◆ EXERCISE PROMPT ◆
Reproduce the listing from its first line through the line containing "telegram-icon <box>531 1231 592 1280</box>", inclusive, with every "zone-box" renamed to "zone-rect" and everything else unchanged.

◆ DATASET RECORDS ◆
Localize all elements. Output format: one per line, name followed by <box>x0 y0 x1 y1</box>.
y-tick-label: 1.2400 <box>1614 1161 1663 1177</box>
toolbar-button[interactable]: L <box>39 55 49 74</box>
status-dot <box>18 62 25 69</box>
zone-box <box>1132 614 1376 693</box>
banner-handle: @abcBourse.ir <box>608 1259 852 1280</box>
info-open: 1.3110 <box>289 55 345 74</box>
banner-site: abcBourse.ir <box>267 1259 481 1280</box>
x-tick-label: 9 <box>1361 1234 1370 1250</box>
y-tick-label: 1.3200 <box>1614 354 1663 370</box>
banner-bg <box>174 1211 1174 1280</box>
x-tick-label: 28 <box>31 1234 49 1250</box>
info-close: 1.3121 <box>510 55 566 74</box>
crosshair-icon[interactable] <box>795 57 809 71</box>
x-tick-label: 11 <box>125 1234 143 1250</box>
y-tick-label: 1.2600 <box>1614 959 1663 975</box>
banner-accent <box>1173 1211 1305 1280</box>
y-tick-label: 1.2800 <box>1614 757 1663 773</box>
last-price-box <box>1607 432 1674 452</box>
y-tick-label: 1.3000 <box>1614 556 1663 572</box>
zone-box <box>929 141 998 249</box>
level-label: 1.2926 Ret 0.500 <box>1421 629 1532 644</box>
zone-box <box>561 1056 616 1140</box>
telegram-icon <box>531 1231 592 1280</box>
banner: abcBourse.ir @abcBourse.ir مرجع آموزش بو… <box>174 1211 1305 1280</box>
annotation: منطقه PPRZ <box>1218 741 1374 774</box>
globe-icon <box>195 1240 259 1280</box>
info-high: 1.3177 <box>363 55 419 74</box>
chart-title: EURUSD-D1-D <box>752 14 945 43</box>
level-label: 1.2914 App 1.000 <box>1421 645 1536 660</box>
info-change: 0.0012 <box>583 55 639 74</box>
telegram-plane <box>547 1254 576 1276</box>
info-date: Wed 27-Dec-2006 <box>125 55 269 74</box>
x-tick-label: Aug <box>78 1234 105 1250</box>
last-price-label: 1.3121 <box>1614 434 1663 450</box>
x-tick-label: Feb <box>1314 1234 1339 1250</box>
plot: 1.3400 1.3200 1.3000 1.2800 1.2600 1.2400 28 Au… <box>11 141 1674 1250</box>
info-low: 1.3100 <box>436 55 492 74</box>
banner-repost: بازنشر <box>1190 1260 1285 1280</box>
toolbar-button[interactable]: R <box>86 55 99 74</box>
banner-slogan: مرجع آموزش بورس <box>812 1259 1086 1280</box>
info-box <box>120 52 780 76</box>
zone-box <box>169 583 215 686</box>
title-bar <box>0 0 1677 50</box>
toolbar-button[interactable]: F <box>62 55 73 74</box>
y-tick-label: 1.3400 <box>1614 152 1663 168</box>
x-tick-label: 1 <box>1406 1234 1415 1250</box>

◆ EXERCISE OUTPUT ◆
Localize all elements. Output format: one per line, name followed by <box>x0 y0 x1 y1</box>.
y-tick-label: 1.2400 <box>1614 1161 1663 1177</box>
toolbar-button[interactable]: L <box>39 55 49 74</box>
status-dot <box>18 62 25 69</box>
zone-rect <box>1132 614 1376 693</box>
banner-handle: @abcBourse.ir <box>608 1259 852 1280</box>
info-open: 1.3110 <box>289 55 345 74</box>
banner-site: abcBourse.ir <box>267 1259 481 1280</box>
x-tick-label: 9 <box>1361 1234 1370 1250</box>
y-tick-label: 1.3200 <box>1614 354 1663 370</box>
banner-bg <box>174 1211 1174 1280</box>
x-tick-label: 28 <box>31 1234 49 1250</box>
info-close: 1.3121 <box>510 55 566 74</box>
crosshair-icon[interactable] <box>795 57 809 71</box>
x-tick-label: 11 <box>125 1234 143 1250</box>
y-tick-label: 1.2600 <box>1614 959 1663 975</box>
banner-accent <box>1173 1211 1305 1280</box>
y-tick-label: 1.2800 <box>1614 757 1663 773</box>
last-price-box <box>1607 432 1674 452</box>
y-tick-label: 1.3000 <box>1614 556 1663 572</box>
zone-rect <box>929 141 998 249</box>
level-label: 1.2926 Ret 0.500 <box>1421 629 1532 644</box>
zone-rect <box>561 1056 616 1140</box>
telegram-icon <box>531 1231 592 1280</box>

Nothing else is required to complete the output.